▸ DIRECTIONS
Copy out every record below with complete accuracy.

▸ Collection entries
····················

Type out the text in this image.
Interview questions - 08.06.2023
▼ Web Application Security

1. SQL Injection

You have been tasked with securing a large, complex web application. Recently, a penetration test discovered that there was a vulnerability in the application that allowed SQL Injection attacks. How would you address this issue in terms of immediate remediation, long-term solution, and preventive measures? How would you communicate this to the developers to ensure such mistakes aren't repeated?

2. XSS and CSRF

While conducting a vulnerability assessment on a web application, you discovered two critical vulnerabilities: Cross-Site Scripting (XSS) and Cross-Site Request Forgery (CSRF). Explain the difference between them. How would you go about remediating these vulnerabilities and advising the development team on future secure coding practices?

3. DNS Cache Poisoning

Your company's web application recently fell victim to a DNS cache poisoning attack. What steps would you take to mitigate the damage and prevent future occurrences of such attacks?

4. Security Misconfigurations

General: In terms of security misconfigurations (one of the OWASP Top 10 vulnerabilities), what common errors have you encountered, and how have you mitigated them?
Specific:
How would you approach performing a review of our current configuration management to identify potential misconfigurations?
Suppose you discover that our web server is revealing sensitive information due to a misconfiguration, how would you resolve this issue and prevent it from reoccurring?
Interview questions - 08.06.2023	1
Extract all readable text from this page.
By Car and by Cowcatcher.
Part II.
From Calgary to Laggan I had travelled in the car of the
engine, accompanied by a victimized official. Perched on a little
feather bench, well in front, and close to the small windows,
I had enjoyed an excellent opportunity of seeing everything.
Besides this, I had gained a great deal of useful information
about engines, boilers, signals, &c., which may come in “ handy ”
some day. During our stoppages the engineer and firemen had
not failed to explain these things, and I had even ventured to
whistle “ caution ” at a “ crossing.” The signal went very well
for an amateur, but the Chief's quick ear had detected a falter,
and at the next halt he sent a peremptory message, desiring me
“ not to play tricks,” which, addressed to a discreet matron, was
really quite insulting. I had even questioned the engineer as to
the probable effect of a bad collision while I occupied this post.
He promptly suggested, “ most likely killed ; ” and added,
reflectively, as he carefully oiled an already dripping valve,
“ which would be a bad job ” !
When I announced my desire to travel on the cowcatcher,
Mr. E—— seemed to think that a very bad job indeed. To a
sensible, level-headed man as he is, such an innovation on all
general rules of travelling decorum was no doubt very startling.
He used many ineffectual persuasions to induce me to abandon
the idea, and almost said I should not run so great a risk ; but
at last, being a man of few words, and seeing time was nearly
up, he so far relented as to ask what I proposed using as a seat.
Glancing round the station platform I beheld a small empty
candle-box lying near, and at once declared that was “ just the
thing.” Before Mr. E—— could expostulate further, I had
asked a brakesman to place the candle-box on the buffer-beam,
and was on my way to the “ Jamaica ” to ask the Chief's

····················

▸ THE REPLY
Type out the text in this image.
Interview questions - 08.06.2023
▼ Web Application Security

1. SQL Injection

You have been tasked with securing a large, complex web application. Recently, a penetration test discovered that there was a vulnerability in the application that allowed SQL Injection attacks. How would you address this issue in terms of immediate remediation, long-term solution, and preventive measures? How would you communicate this to the developers to ensure such mistakes aren't repeated?

2. XSS and CSRF

While conducting a vulnerability assessment on a web application, you discovered two critical vulnerabilities: Cross-Site Scripting (XSS) and Cross-Site Request Forgery (CSRF). Explain the difference between them. How would you go about remediating these vulnerabilities and advising the development team on future secure coding practices?

3. DNS Cache Poisoning

Your company's web application recently fell victim to a DNS cache poisoning attack. What steps would you take to mitigate the damage and prevent future occurrences of such attacks?

4. Security Misconfigurations

General: In terms of security misconfigurations (one of the OWASP Top 10 vulnerabilities), what common errors have you encountered, and how have you mitigated them?
Specific:
How would you approach performing a review of our current configuration management to identify potential misconfigurations?
Suppose you discover that our web server is revealing sensitive information due to a misconfiguration, how would you resolve this issue and prevent it from reoccurring?
Interview questions - 08.06.2023	1
Extract all readable text from this page.
By Car and by Cowcatcher.
Part II.
From Calgary to Laggan I had travelled in the car of the
engine, accompanied by a victimized official. Perched on a little
feather bench, well in front, and close to the small windows,
I had enjoyed an excellent opportunity of seeing everything.
Besides this, I had gained a great deal of useful information
about engines, boilers, signals, &c., which may come in “ handy ”
some day. During our stoppages the engineer and firemen had
not failed to explain these things, and I had even ventured to
whistle “ caution ” at a “ crossing.” The signal went very well
for an amateur, but the Chief's quick ear had detected a falter,
and at the next halt he sent a peremptory message, desiring me
“ not to play tricks,” which, addressed to a discreet matron, was
really quite insulting. I had even questioned the engineer as to
the probable effect of a bad collision while I occupied this post.
He promptly suggested, “ most likely killed ; ” and added,
reflectively, as he carefully oiled an already dripping valve,
“ which would be a bad job ” !
When I announced my desire to travel on the cowcatcher,
Mr. E—— seemed to think that a very bad job indeed. To a
sensible, level-headed man as he is, such an innovation on all
general rules of travelling decorum was no doubt very startling.
He used many ineffectual persuasions to induce me to abandon
the idea, and almost said I should not run so great a risk ; but
at last, being a man of few words, and seeing time was nearly
up, he so far relented as to ask what I proposed using as a seat.
Glancing round the station platform I beheld a small empty
candle-box lying near, and at once declared that was “ just the
thing.” Before Mr. E—— could expostulate further, I had
asked a brakesman to place the candle-box on the buffer-beam,
and was on my way to the “ Jamaica ” to ask the Chief's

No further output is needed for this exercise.